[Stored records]
** Begin **
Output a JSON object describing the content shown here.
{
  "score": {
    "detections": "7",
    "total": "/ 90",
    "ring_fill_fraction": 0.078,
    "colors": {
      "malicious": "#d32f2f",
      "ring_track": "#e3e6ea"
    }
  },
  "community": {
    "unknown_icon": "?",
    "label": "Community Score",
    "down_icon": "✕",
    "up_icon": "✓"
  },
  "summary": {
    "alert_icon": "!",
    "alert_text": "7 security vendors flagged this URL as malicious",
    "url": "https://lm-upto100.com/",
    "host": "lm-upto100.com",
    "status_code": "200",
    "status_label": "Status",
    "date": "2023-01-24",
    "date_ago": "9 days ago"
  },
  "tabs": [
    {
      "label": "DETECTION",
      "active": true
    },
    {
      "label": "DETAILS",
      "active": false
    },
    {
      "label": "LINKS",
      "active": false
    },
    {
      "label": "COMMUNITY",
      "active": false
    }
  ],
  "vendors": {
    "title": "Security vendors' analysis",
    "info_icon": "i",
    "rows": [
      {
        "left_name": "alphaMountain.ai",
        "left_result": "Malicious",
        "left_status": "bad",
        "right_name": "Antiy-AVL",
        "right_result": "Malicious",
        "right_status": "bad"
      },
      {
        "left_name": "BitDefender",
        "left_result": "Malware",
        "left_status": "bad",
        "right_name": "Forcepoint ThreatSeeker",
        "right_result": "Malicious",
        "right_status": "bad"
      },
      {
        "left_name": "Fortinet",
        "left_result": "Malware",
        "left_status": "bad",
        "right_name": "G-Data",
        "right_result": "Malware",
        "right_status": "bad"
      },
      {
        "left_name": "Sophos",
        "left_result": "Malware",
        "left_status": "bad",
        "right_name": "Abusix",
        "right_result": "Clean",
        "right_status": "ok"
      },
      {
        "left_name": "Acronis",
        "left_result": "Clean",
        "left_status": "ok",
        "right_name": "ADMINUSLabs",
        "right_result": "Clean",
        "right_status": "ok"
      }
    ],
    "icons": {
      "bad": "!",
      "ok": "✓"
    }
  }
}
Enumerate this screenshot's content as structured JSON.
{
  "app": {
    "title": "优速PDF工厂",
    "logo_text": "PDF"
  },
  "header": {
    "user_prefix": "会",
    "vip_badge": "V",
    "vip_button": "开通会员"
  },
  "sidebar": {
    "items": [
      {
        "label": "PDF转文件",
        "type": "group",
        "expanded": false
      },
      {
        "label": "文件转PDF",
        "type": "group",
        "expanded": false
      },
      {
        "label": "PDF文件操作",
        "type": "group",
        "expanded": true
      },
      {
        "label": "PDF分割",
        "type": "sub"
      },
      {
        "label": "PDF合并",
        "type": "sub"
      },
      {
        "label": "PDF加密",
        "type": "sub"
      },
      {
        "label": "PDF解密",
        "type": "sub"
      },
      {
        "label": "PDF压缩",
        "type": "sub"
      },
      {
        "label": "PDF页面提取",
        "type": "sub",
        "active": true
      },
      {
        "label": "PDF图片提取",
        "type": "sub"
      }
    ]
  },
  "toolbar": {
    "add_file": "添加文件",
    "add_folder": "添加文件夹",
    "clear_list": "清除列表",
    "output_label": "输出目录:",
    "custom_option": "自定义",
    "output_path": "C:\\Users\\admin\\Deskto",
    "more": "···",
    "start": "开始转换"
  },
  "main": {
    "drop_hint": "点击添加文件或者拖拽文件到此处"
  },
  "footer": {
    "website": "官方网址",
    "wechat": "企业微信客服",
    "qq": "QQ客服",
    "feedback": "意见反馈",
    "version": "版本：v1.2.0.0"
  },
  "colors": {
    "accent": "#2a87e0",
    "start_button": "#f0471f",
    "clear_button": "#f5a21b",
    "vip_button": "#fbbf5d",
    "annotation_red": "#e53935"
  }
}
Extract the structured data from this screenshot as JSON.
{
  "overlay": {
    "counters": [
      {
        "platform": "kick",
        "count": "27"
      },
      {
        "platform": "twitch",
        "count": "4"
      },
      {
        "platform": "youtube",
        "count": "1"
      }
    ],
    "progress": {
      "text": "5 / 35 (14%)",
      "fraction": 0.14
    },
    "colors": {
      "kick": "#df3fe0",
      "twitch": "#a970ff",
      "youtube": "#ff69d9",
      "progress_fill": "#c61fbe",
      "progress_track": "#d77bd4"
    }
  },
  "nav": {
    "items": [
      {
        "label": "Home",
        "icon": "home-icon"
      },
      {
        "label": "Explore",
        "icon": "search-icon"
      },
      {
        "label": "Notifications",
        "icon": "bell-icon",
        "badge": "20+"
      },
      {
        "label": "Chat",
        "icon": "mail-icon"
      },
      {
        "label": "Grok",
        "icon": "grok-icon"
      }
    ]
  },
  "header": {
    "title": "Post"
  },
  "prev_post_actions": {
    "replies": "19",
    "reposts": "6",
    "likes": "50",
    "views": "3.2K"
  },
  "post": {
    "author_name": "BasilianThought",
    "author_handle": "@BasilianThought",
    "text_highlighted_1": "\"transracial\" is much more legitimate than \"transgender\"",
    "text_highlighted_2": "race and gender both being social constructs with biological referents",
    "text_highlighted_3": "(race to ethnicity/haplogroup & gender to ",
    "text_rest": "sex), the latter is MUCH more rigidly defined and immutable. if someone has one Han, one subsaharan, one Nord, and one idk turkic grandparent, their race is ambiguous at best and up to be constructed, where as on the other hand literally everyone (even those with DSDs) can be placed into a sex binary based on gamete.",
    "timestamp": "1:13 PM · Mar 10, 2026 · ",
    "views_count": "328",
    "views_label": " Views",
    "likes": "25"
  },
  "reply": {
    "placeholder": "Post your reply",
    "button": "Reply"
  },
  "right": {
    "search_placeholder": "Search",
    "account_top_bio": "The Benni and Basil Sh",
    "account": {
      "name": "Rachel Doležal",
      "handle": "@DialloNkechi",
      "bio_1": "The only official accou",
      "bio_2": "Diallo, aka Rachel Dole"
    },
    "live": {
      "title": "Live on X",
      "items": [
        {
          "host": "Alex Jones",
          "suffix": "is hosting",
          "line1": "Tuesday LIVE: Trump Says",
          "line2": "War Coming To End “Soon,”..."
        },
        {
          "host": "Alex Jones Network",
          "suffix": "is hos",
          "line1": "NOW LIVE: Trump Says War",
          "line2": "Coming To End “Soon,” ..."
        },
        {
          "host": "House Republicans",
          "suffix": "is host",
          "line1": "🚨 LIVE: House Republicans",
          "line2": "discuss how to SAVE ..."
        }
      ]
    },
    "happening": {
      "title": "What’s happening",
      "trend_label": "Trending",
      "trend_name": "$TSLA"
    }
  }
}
** End **
## Job
All of the records must be repeated exactly.

## The completed task
Output a JSON object describing the content shown here.
{
  "score": {
    "detections": "7",
    "total": "/ 90",
    "ring_fill_fraction": 0.078,
    "colors": {
      "malicious": "#d32f2f",
      "ring_track": "#e3e6ea"
    }
  },
  "community": {
    "unknown_icon": "?",
    "label": "Community Score",
    "down_icon": "✕",
    "up_icon": "✓"
  },
  "summary": {
    "alert_icon": "!",
    "alert_text": "7 security vendors flagged this URL as malicious",
    "url": "https://lm-upto100.com/",
    "host": "lm-upto100.com",
    "status_code": "200",
    "status_label": "Status",
    "date": "2023-01-24",
    "date_ago": "9 days ago"
  },
  "tabs": [
    {
      "label": "DETECTION",
      "active": true
    },
    {
      "label": "DETAILS",
      "active": false
    },
    {
      "label": "LINKS",
      "active": false
    },
    {
      "label": "COMMUNITY",
      "active": false
    }
  ],
  "vendors": {
    "title": "Security vendors' analysis",
    "info_icon": "i",
    "rows": [
      {
        "left_name": "alphaMountain.ai",
        "left_result": "Malicious",
        "left_status": "bad",
        "right_name": "Antiy-AVL",
        "right_result": "Malicious",
        "right_status": "bad"
      },
      {
        "left_name": "BitDefender",
        "left_result": "Malware",
        "left_status": "bad",
        "right_name": "Forcepoint ThreatSeeker",
        "right_result": "Malicious",
        "right_status": "bad"
      },
      {
        "left_name": "Fortinet",
        "left_result": "Malware",
        "left_status": "bad",
        "right_name": "G-Data",
        "right_result": "Malware",
        "right_status": "bad"
      },
      {
        "left_name": "Sophos",
        "left_result": "Malware",
        "left_status": "bad",
        "right_name": "Abusix",
        "right_result": "Clean",
        "right_status": "ok"
      },
      {
        "left_name": "Acronis",
        "left_result": "Clean",
        "left_status": "ok",
        "right_name": "ADMINUSLabs",
        "right_result": "Clean",
        "right_status": "ok"
      }
    ],
    "icons": {
      "bad": "!",
      "ok": "✓"
    }
  }
}
Enumerate this screenshot's content as structured JSON.
{
  "app": {
    "title": "优速PDF工厂",
    "logo_text": "PDF"
  },
  "header": {
    "user_prefix": "会",
    "vip_badge": "V",
    "vip_button": "开通会员"
  },
  "sidebar": {
    "items": [
      {
        "label": "PDF转文件",
        "type": "group",
        "expanded": false
      },
      {
        "label": "文件转PDF",
        "type": "group",
        "expanded": false
      },
      {
        "label": "PDF文件操作",
        "type": "group",
        "expanded": true
      },
      {
        "label": "PDF分割",
        "type": "sub"
      },
      {
        "label": "PDF合并",
        "type": "sub"
      },
      {
        "label": "PDF加密",
        "type": "sub"
      },
      {
        "label": "PDF解密",
        "type": "sub"
      },
      {
        "label": "PDF压缩",
        "type": "sub"
      },
      {
        "label": "PDF页面提取",
        "type": "sub",
        "active": true
      },
      {
        "label": "PDF图片提取",
        "type": "sub"
      }
    ]
  },
  "toolbar": {
    "add_file": "添加文件",
    "add_folder": "添加文件夹",
    "clear_list": "清除列表",
    "output_label": "输出目录:",
    "custom_option": "自定义",
    "output_path": "C:\\Users\\admin\\Deskto",
    "more": "···",
    "start": "开始转换"
  },
  "main": {
    "drop_hint": "点击添加文件或者拖拽文件到此处"
  },
  "footer": {
    "website": "官方网址",
    "wechat": "企业微信客服",
    "qq": "QQ客服",
    "feedback": "意见反馈",
    "version": "版本：v1.2.0.0"
  },
  "colors": {
    "accent": "#2a87e0",
    "start_button": "#f0471f",
    "clear_button": "#f5a21b",
    "vip_button": "#fbbf5d",
    "annotation_red": "#e53935"
  }
}
Extract the structured data from this screenshot as JSON.
{
  "overlay": {
    "counters": [
      {
        "platform": "kick",
        "count": "27"
      },
      {
        "platform": "twitch",
        "count": "4"
      },
      {
        "platform": "youtube",
        "count": "1"
      }
    ],
    "progress": {
      "text": "5 / 35 (14%)",
      "fraction": 0.14
    },
    "colors": {
      "kick": "#df3fe0",
      "twitch": "#a970ff",
      "youtube": "#ff69d9",
      "progress_fill": "#c61fbe",
      "progress_track": "#d77bd4"
    }
  },
  "nav": {
    "items": [
      {
        "label": "Home",
        "icon": "home-icon"
      },
      {
        "label": "Explore",
        "icon": "search-icon"
      },
      {
        "label": "Notifications",
        "icon": "bell-icon",
        "badge": "20+"
      },
      {
        "label": "Chat",
        "icon": "mail-icon"
      },
      {
        "label": "Grok",
        "icon": "grok-icon"
      }
    ]
  },
  "header": {
    "title": "Post"
  },
  "prev_post_actions": {
    "replies": "19",
    "reposts": "6",
    "likes": "50",
    "views": "3.2K"
  },
  "post": {
    "author_name": "BasilianThought",
    "author_handle": "@BasilianThought",
    "text_highlighted_1": "\"transracial\" is much more legitimate than \"transgender\"",
    "text_highlighted_2": "race and gender both being social constructs with biological referents",
    "text_highlighted_3": "(race to ethnicity/haplogroup & gender to ",
    "text_rest": "sex), the latter is MUCH more rigidly defined and immutable. if someone has one Han, one subsaharan, one Nord, and one idk turkic grandparent, their race is ambiguous at best and up to be constructed, where as on the other hand literally everyone (even those with DSDs) can be placed into a sex binary based on gamete.",
    "timestamp": "1:13 PM · Mar 10, 2026 · ",
    "views_count": "328",
    "views_label": " Views",
    "likes": "25"
  },
  "reply": {
    "placeholder": "Post your reply",
    "button": "Reply"
  },
  "right": {
    "search_placeholder": "Search",
    "account_top_bio": "The Benni and Basil Sh",
    "account": {
      "name": "Rachel Doležal",
      "handle": "@DialloNkechi",
      "bio_1": "The only official accou",
      "bio_2": "Diallo, aka Rachel Dole"
    },
    "live": {
      "title": "Live on X",
      "items": [
        {
          "host": "Alex Jones",
          "suffix": "is hosting",
          "line1": "Tuesday LIVE: Trump Says",
          "line2": "War Coming To End “Soon,”..."
        },
        {
          "host": "Alex Jones Network",
          "suffix": "is hos",
          "line1": "NOW LIVE: Trump Says War",
          "line2": "Coming To End “Soon,” ..."
        },
        {
          "host": "House Republicans",
          "suffix": "is host",
          "line1": "🚨 LIVE: House Republicans",
          "line2": "discuss how to SAVE ..."
        }
      ]
    },
    "happening": {
      "title": "What’s happening",
      "trend_label": "Trending",
      "trend_name": "$TSLA"
    }
  }
}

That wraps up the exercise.